▶ **AIM OF THE TASK**
Below is a block of records; repeat all of them exactly.

** start **

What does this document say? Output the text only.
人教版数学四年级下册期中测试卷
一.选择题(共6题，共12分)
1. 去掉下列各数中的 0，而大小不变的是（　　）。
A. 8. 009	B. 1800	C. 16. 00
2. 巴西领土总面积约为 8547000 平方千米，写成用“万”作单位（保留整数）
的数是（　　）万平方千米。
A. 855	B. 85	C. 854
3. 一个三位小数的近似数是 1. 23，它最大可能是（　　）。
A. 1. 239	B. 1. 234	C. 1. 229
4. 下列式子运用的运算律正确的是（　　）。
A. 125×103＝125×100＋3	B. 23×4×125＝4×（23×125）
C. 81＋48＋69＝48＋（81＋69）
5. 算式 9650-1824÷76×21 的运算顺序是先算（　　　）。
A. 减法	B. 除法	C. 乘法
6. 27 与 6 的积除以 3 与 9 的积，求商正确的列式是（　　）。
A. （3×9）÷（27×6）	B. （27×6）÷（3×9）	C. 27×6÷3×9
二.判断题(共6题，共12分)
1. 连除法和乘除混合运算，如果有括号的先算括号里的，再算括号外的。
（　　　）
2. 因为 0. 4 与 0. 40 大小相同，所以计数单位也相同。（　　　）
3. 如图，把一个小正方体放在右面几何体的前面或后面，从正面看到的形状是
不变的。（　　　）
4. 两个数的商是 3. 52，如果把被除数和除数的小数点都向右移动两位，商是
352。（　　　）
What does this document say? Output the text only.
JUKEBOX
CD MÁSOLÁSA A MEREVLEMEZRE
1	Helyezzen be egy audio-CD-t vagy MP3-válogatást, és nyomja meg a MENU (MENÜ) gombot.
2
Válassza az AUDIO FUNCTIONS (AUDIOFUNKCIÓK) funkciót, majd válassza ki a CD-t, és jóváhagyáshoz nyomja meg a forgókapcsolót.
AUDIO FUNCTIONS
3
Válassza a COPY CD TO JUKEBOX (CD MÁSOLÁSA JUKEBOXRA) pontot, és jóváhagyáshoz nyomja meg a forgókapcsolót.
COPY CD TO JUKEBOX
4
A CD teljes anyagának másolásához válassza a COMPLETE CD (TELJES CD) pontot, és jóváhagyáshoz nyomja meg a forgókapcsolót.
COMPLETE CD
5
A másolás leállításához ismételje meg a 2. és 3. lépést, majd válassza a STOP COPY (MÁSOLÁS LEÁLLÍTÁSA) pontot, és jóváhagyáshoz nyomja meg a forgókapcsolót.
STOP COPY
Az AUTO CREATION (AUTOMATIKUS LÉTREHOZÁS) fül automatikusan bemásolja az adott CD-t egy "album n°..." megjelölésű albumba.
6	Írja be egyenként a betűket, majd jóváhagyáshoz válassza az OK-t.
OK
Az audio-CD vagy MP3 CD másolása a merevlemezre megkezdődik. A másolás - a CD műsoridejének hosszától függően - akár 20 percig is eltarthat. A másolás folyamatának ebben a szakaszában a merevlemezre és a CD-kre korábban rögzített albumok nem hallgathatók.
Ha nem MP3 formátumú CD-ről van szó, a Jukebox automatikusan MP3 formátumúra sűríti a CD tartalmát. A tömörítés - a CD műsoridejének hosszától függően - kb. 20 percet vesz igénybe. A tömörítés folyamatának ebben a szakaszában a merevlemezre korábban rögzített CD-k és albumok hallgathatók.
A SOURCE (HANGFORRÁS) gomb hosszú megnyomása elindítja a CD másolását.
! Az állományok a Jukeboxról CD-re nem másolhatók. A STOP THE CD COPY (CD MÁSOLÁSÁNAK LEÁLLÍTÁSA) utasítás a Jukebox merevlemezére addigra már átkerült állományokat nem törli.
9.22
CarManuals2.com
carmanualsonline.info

** end **

▶ **RESPONSE TO THE TASK**
What does this document say? Output the text only.
人教版数学四年级下册期中测试卷
一.选择题(共6题，共12分)
1. 去掉下列各数中的 0，而大小不变的是（　　）。
A. 8. 009	B. 1800	C. 16. 00
2. 巴西领土总面积约为 8547000 平方千米，写成用“万”作单位（保留整数）
的数是（　　）万平方千米。
A. 855	B. 85	C. 854
3. 一个三位小数的近似数是 1. 23，它最大可能是（　　）。
A. 1. 239	B. 1. 234	C. 1. 229
4. 下列式子运用的运算律正确的是（　　）。
A. 125×103＝125×100＋3	B. 23×4×125＝4×（23×125）
C. 81＋48＋69＝48＋（81＋69）
5. 算式 9650-1824÷76×21 的运算顺序是先算（　　　）。
A. 减法	B. 除法	C. 乘法
6. 27 与 6 的积除以 3 与 9 的积，求商正确的列式是（　　）。
A. （3×9）÷（27×6）	B. （27×6）÷（3×9）	C. 27×6÷3×9
二.判断题(共6题，共12分)
1. 连除法和乘除混合运算，如果有括号的先算括号里的，再算括号外的。
（　　　）
2. 因为 0. 4 与 0. 40 大小相同，所以计数单位也相同。（　　　）
3. 如图，把一个小正方体放在右面几何体的前面或后面，从正面看到的形状是
不变的。（　　　）
4. 两个数的商是 3. 52，如果把被除数和除数的小数点都向右移动两位，商是
352。（　　　）
What does this document say? Output the text only.
JUKEBOX
CD MÁSOLÁSA A MEREVLEMEZRE
1	Helyezzen be egy audio-CD-t vagy MP3-válogatást, és nyomja meg a MENU (MENÜ) gombot.
2
Válassza az AUDIO FUNCTIONS (AUDIOFUNKCIÓK) funkciót, majd válassza ki a CD-t, és jóváhagyáshoz nyomja meg a forgókapcsolót.
AUDIO FUNCTIONS
3
Válassza a COPY CD TO JUKEBOX (CD MÁSOLÁSA JUKEBOXRA) pontot, és jóváhagyáshoz nyomja meg a forgókapcsolót.
COPY CD TO JUKEBOX
4
A CD teljes anyagának másolásához válassza a COMPLETE CD (TELJES CD) pontot, és jóváhagyáshoz nyomja meg a forgókapcsolót.
COMPLETE CD
5
A másolás leállításához ismételje meg a 2. és 3. lépést, majd válassza a STOP COPY (MÁSOLÁS LEÁLLÍTÁSA) pontot, és jóváhagyáshoz nyomja meg a forgókapcsolót.
STOP COPY
Az AUTO CREATION (AUTOMATIKUS LÉTREHOZÁS) fül automatikusan bemásolja az adott CD-t egy "album n°..." megjelölésű albumba.
6	Írja be egyenként a betűket, majd jóváhagyáshoz válassza az OK-t.
OK
Az audio-CD vagy MP3 CD másolása a merevlemezre megkezdődik. A másolás - a CD műsoridejének hosszától függően - akár 20 percig is eltarthat. A másolás folyamatának ebben a szakaszában a merevlemezre és a CD-kre korábban rögzített albumok nem hallgathatók.
Ha nem MP3 formátumú CD-ről van szó, a Jukebox automatikusan MP3 formátumúra sűríti a CD tartalmát. A tömörítés - a CD műsoridejének hosszától függően - kb. 20 percet vesz igénybe. A tömörítés folyamatának ebben a szakaszában a merevlemezre korábban rögzített CD-k és albumok hallgathatók.
A SOURCE (HANGFORRÁS) gomb hosszú megnyomása elindítja a CD másolását.
! Az állományok a Jukeboxról CD-re nem másolhatók. A STOP THE CD COPY (CD MÁSOLÁSÁNAK LEÁLLÍTÁSA) utasítás a Jukebox merevlemezére addigra már átkerült állományokat nem törli.
9.22
CarManuals2.com
carmanualsonline.info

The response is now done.